◆ Task
From the entries below, pull out each line where "JSON" appears.

◆ Records supplied
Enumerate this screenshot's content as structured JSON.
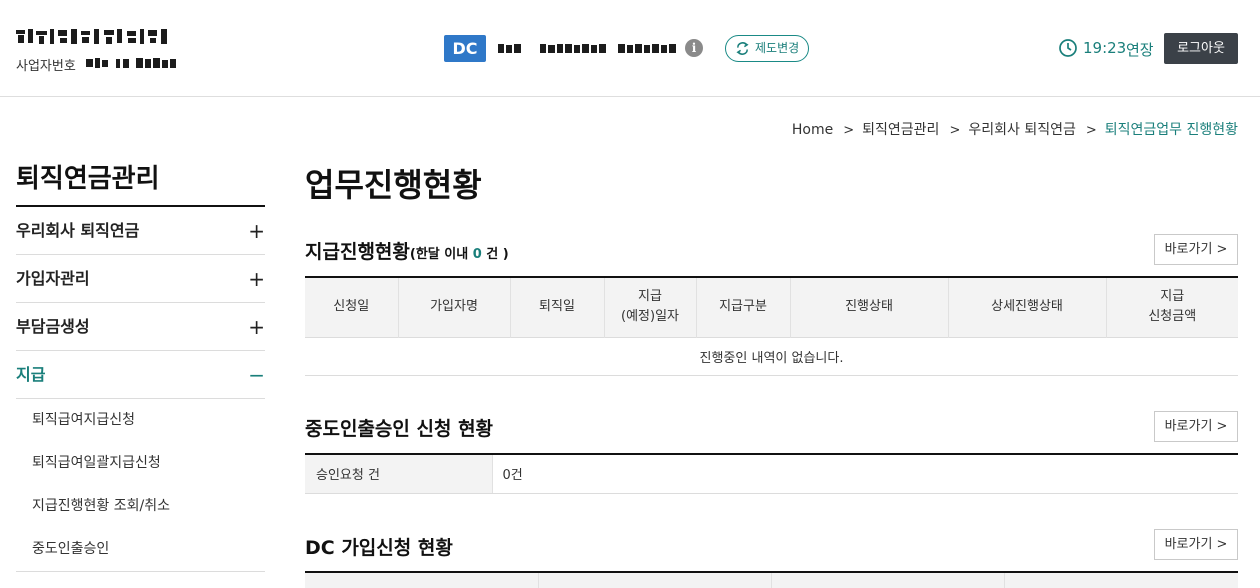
{
  "header": {
    "company_name": "",
    "biz_number_label": "사업자번호",
    "biz_number": "",
    "plan_badge": "DC",
    "plan_name": "",
    "info_icon": "i",
    "change_button": "제도변경",
    "session_time": "19:23",
    "extend_label": "연장",
    "logout_button": "로그아웃",
    "icons": {
      "info": "info-icon",
      "change": "swap-arrows-icon",
      "clock": "clock-icon"
    }
  },
  "breadcrumb": [
    "Home",
    "퇴직연금관리",
    "우리회사 퇴직연금",
    "퇴직연금업무 진행현황"
  ],
  "sidebar": {
    "title": "퇴직연금관리",
    "items": [
      {
        "label": "우리회사 퇴직연금",
        "toggle": "+"
      },
      {
        "label": "가입자관리",
        "toggle": "+"
      },
      {
        "label": "부담금생성",
        "toggle": "+"
      },
      {
        "label": "지급",
        "toggle": "−"
      }
    ],
    "sub_items": [
      "퇴직급여지급신청",
      "퇴직급여일괄지급신청",
      "지급진행현황 조회/취소",
      "중도인출승인"
    ]
  },
  "main": {
    "page_title": "업무진행현황",
    "go_button": "바로가기 >",
    "section1": {
      "title": "지급진행현황",
      "sub_prefix": "(한달 이내 ",
      "count": "0",
      "sub_suffix": " 건 )",
      "columns": [
        "신청일",
        "가입자명",
        "퇴직일",
        "지급\n(예정)일자",
        "지급구분",
        "진행상태",
        "상세진행상태",
        "지급\n신청금액"
      ],
      "empty_message": "진행중인 내역이 없습니다."
    },
    "section2": {
      "title": "중도인출승인 신청 현황",
      "row_label": "승인요청 건",
      "row_value": "0건"
    },
    "section3": {
      "title": "DC 가입신청 현황"
    }
  },
  "colors": {
    "accent": "#1a7f7b",
    "badge": "#2f78c8",
    "logout_bg": "#3b4148"
  }
}
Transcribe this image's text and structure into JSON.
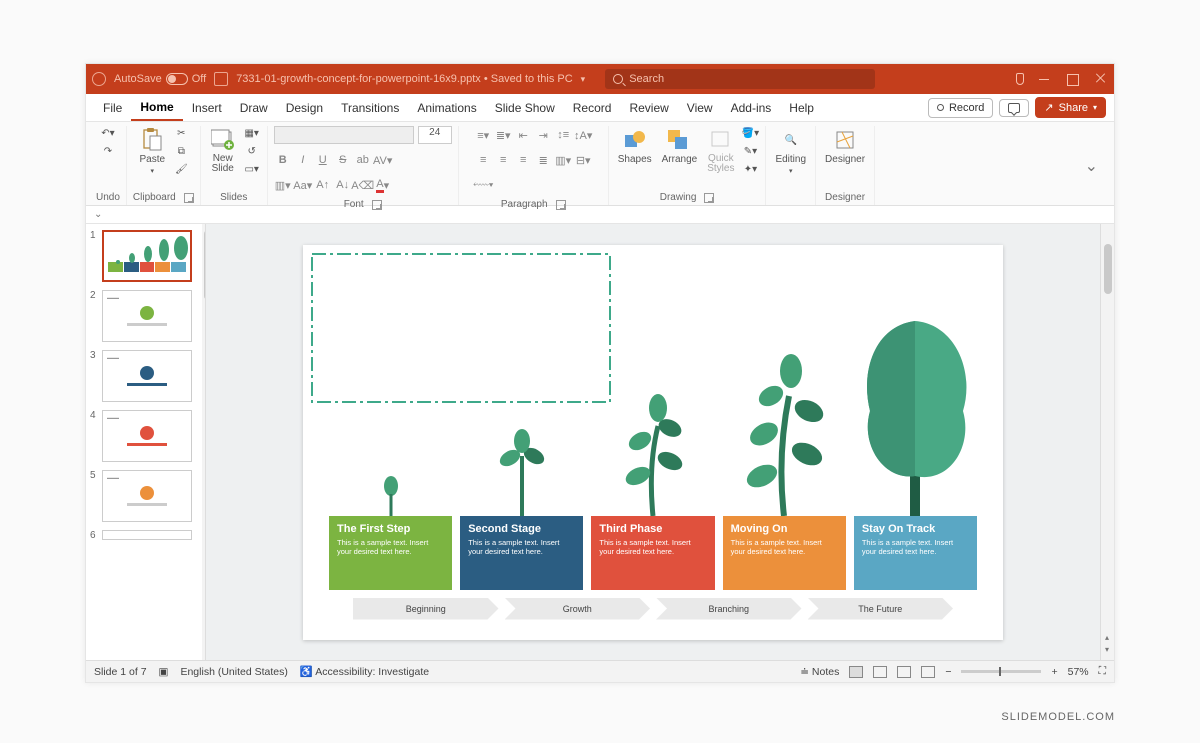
{
  "titlebar": {
    "autosave_label": "AutoSave",
    "autosave_state": "Off",
    "file_title": "7331-01-growth-concept-for-powerpoint-16x9.pptx • Saved to this PC",
    "search_placeholder": "Search"
  },
  "menu": {
    "tabs": [
      "File",
      "Home",
      "Insert",
      "Draw",
      "Design",
      "Transitions",
      "Animations",
      "Slide Show",
      "Record",
      "Review",
      "View",
      "Add-ins",
      "Help"
    ],
    "active": "Home",
    "record_btn": "Record",
    "share_btn": "Share"
  },
  "ribbon": {
    "undo": {
      "label": "Undo"
    },
    "clipboard": {
      "label": "Clipboard",
      "paste": "Paste"
    },
    "slides": {
      "label": "Slides",
      "new_slide": "New\nSlide"
    },
    "font": {
      "label": "Font",
      "size": "24"
    },
    "paragraph": {
      "label": "Paragraph"
    },
    "drawing": {
      "label": "Drawing",
      "shapes": "Shapes",
      "arrange": "Arrange",
      "quick_styles": "Quick\nStyles"
    },
    "editing": {
      "label": "Editing",
      "btn": "Editing"
    },
    "designer": {
      "label": "Designer",
      "btn": "Designer"
    }
  },
  "thumbnails": {
    "count": 7,
    "visible": [
      "1",
      "2",
      "3",
      "4",
      "5",
      "6"
    ]
  },
  "slide": {
    "cards": [
      {
        "title": "The First Step",
        "body": "This is a sample text. Insert your desired text here.",
        "color": "#7cb441",
        "arrow": "Beginning"
      },
      {
        "title": "Second Stage",
        "body": "This is a sample text. Insert your desired text here.",
        "color": "#2b5d82",
        "arrow": "Growth"
      },
      {
        "title": "Third Phase",
        "body": "This is a sample text. Insert your desired text here.",
        "color": "#e0513d",
        "arrow": "Branching"
      },
      {
        "title": "Moving On",
        "body": "This is a sample text. Insert your desired text here.",
        "color": "#ec903b",
        "arrow": "The Future"
      },
      {
        "title": "Stay On Track",
        "body": "This is a sample text. Insert your desired text here.",
        "color": "#5aa7c4",
        "arrow": ""
      }
    ]
  },
  "statusbar": {
    "slide_counter": "Slide 1 of 7",
    "language": "English (United States)",
    "accessibility": "Accessibility: Investigate",
    "notes": "Notes",
    "zoom": "57%"
  },
  "watermark": "SLIDEMODEL.COM"
}
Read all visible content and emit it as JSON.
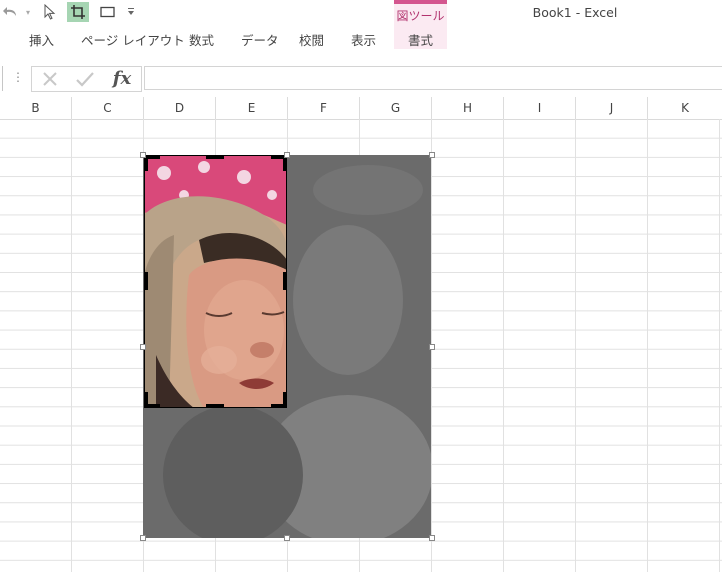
{
  "window": {
    "title": "Book1 - Excel"
  },
  "quick_access": {
    "undo_icon": "undo-icon",
    "select_icon": "select-objects-icon",
    "crop_icon": "crop-icon",
    "shape_icon": "rectangle-shape-icon",
    "customize_icon": "customize-toolbar-icon"
  },
  "contextual_tab": {
    "label": "図ツール",
    "color": "#d4568f"
  },
  "ribbon": {
    "tabs": [
      "挿入",
      "ページ レイアウト",
      "数式",
      "データ",
      "校閲",
      "表示",
      "書式"
    ],
    "active_tab": "書式"
  },
  "formula_bar": {
    "fx_label": "fx",
    "value": ""
  },
  "columns": [
    "B",
    "C",
    "D",
    "E",
    "F",
    "G",
    "H",
    "I",
    "J",
    "K"
  ],
  "picture": {
    "description_icon": "cropped-photo",
    "crop_mode": true
  }
}
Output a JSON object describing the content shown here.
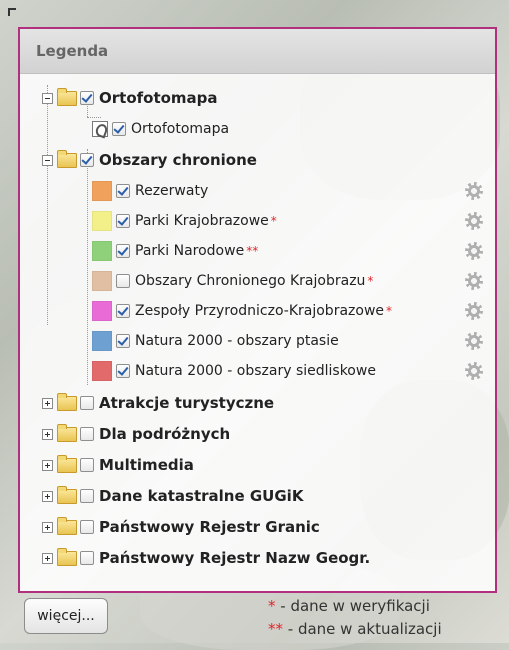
{
  "legend": {
    "title": "Legenda",
    "groups": [
      {
        "label": "Ortofotomapa",
        "checked": true,
        "expanded": true,
        "items": [
          {
            "label": "Ortofotomapa",
            "checked": true,
            "icon": "raster-icon"
          }
        ]
      },
      {
        "label": "Obszary chronione",
        "checked": true,
        "expanded": true,
        "items": [
          {
            "label": "Rezerwaty",
            "checked": true,
            "color": "#f0a15c",
            "marker": ""
          },
          {
            "label": "Parki Krajobrazowe",
            "checked": true,
            "color": "#f3f08a",
            "marker": "*"
          },
          {
            "label": "Parki Narodowe",
            "checked": true,
            "color": "#8fd17a",
            "marker": "**"
          },
          {
            "label": "Obszary Chronionego Krajobrazu",
            "checked": false,
            "color": "#e0bfa3",
            "marker": "*"
          },
          {
            "label": "Zespoły Przyrodniczo-Krajobrazowe",
            "checked": true,
            "color": "#e86bd6",
            "marker": "*"
          },
          {
            "label": "Natura 2000 - obszary ptasie",
            "checked": true,
            "color": "#6fa0d2",
            "marker": ""
          },
          {
            "label": "Natura 2000 - obszary siedliskowe",
            "checked": true,
            "color": "#e36a6a",
            "marker": ""
          }
        ]
      },
      {
        "label": "Atrakcje turystyczne",
        "checked": false,
        "expanded": false
      },
      {
        "label": "Dla podróżnych",
        "checked": false,
        "expanded": false
      },
      {
        "label": "Multimedia",
        "checked": false,
        "expanded": false
      },
      {
        "label": "Dane katastralne GUGiK",
        "checked": false,
        "expanded": false
      },
      {
        "label": "Państwowy Rejestr Granic",
        "checked": false,
        "expanded": false
      },
      {
        "label": "Państwowy Rejestr Nazw Geogr.",
        "checked": false,
        "expanded": false
      }
    ]
  },
  "footer": {
    "more_button": "więcej...",
    "note_single_mark": "*",
    "note_single_text": " - dane w weryfikacji",
    "note_double_mark": "**",
    "note_double_text": " - dane w aktualizacji"
  },
  "colors": {
    "panel_border": "#b0307e",
    "star_red": "#e0252a"
  }
}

◆ Answer for this exercise
Enumerate this screenshot's content as structured JSON.
Transcribe this image's text and structure into JSON.
Read all visible content and emit it as JSON.
Output a JSON object describing the content shown here.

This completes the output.